Transcription :
Le 25 Février 1916.
Ma chère Petite,
Je viens d’ecrire 4 cartes ; maintenant à toi. Rien de bien saillant. La neige tombe
toujours, le thermomètre descend à - 8 °, je viens de faire 4 Km pour aller manger
mon bœuf chaud, et tout à l’heure j’irai m’etendre sous la crèche d’un veau : nos
haleines s’uniront toute la nuit, presque fraternelles. C’est la guerre. Et
pourtant, qu’est-ce en comparaison des horreurs qui ensanglantent la Woèvre ? Ah !
les malheureux qui sont dans cet enfer ! A tout prendre, c’est peut-être ce qui peut
ns arriver de moins mal, cette offensive
boche massive et prolongée ; combien des leurs vont-ils y laisser ? quel résultat,
matériel ou moral, en retireront-ils ? bien peu de choses à mon sens ; il
est trop tard pour vaincre, d’un côté comme de l’autre. – Dans nos dernières
marches, j’ai pu apercevoir une partie de nos diverses positions de repli dans ce
secteur ; tu n’as pas idée du nombre de tranchées, de
reseaux barbelés bien cachés, d’abris pour mitrailleuses, de fortins qui existent ; il faudrait plusieurs armées, bien décidées à se sacrifier, pour forcer cet enchevêtrement de défenses. Et après ? Il y aurait encore des casques bleus pour exterminer les survivants. A moins d’être une guerre d’usure, et tu sens bien tout ce qu’il y a de redoutable dans ce mot, la prolongation de la guerre est une folie. Nous sommes une génération de fous, qui payons bien cher nos illusions d’avant.

• [Énoncé du problème]
D'après la lettre du 25 février 1916, jusqu'à quelle température le thermomètre descend-il ?

• [Listes de régions annotées]
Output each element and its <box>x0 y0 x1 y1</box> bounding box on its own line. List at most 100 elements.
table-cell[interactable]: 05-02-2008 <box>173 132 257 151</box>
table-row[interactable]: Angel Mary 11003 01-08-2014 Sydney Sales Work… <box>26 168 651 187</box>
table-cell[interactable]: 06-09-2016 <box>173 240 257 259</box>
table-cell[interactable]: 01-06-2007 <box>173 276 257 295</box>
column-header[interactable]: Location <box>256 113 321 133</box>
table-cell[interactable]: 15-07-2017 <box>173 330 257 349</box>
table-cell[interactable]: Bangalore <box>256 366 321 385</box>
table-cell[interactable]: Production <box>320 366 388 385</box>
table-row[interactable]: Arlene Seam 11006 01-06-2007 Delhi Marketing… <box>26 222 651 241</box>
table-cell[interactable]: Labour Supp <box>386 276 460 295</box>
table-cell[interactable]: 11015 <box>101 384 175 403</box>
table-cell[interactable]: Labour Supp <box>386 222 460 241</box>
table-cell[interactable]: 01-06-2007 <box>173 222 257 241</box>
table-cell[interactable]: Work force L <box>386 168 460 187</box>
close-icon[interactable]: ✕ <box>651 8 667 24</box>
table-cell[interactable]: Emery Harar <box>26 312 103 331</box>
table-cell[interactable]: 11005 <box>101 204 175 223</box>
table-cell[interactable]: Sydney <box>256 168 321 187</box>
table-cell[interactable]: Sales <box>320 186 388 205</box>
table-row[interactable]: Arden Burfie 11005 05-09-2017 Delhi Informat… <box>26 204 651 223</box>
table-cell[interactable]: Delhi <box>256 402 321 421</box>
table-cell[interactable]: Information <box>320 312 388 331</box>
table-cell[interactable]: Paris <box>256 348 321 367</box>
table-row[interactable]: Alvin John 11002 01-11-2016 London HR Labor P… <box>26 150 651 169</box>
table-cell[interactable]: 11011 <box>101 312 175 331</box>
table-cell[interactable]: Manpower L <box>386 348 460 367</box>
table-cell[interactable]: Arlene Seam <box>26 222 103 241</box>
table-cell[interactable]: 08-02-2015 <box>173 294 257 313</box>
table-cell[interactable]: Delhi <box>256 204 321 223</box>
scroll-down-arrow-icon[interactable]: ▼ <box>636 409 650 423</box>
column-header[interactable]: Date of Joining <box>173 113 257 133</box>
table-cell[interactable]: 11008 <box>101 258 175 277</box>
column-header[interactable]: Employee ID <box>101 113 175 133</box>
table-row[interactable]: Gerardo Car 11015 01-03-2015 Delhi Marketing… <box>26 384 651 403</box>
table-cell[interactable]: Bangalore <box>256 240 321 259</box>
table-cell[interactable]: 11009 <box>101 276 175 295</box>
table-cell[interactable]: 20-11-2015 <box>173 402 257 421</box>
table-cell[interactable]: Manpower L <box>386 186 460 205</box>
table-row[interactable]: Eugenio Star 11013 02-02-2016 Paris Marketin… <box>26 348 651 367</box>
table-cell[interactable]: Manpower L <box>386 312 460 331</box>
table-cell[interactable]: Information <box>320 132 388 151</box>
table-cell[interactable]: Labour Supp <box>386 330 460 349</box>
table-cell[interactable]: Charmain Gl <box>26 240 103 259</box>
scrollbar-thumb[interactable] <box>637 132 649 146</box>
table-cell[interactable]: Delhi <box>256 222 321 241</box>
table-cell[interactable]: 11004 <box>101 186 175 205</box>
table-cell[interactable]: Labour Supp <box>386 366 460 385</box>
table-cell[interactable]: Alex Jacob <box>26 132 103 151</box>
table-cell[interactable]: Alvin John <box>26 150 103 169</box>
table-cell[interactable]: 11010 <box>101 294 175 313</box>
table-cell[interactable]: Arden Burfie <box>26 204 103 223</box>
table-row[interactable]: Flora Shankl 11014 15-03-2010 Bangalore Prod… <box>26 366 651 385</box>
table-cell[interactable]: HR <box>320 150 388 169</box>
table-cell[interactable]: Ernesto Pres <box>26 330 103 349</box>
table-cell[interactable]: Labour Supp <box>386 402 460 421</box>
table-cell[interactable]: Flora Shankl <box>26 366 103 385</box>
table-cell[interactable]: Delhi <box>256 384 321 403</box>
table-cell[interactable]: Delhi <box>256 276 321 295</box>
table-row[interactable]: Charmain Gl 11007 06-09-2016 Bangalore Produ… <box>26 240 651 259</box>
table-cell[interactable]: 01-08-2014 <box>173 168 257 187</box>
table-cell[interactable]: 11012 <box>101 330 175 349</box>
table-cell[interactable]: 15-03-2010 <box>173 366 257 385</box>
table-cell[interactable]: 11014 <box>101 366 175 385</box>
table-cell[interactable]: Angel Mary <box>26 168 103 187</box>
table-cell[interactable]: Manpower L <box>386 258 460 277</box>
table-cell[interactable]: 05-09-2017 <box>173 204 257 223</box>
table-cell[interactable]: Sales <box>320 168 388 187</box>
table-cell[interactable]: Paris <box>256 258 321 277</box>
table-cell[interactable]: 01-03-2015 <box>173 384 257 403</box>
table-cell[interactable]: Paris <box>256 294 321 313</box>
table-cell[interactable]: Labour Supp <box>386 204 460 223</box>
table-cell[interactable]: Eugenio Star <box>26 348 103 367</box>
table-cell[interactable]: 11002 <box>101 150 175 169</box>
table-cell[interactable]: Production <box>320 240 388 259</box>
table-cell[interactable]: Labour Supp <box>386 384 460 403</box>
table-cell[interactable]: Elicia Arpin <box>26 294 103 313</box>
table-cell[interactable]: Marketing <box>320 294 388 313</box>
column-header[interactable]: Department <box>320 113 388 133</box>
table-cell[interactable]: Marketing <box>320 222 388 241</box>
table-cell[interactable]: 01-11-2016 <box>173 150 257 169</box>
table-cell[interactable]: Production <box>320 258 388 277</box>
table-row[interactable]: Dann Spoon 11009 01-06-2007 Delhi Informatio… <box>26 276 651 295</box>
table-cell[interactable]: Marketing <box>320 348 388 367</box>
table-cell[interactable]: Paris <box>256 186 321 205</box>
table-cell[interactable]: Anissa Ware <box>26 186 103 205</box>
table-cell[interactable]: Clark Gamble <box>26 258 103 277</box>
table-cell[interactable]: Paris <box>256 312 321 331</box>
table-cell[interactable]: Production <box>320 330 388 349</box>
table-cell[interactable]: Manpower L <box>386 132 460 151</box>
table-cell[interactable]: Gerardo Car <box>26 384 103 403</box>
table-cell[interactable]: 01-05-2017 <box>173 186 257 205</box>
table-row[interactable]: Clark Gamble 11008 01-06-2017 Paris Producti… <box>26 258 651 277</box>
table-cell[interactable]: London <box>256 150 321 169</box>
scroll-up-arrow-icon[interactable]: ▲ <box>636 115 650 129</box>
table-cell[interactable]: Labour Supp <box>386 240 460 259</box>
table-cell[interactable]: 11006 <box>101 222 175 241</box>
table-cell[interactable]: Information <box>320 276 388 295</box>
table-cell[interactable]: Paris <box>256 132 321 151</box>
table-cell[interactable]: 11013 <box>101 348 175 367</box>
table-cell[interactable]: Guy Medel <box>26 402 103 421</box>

• [Solution du problème]
Le thermomètre descend à - 8 °.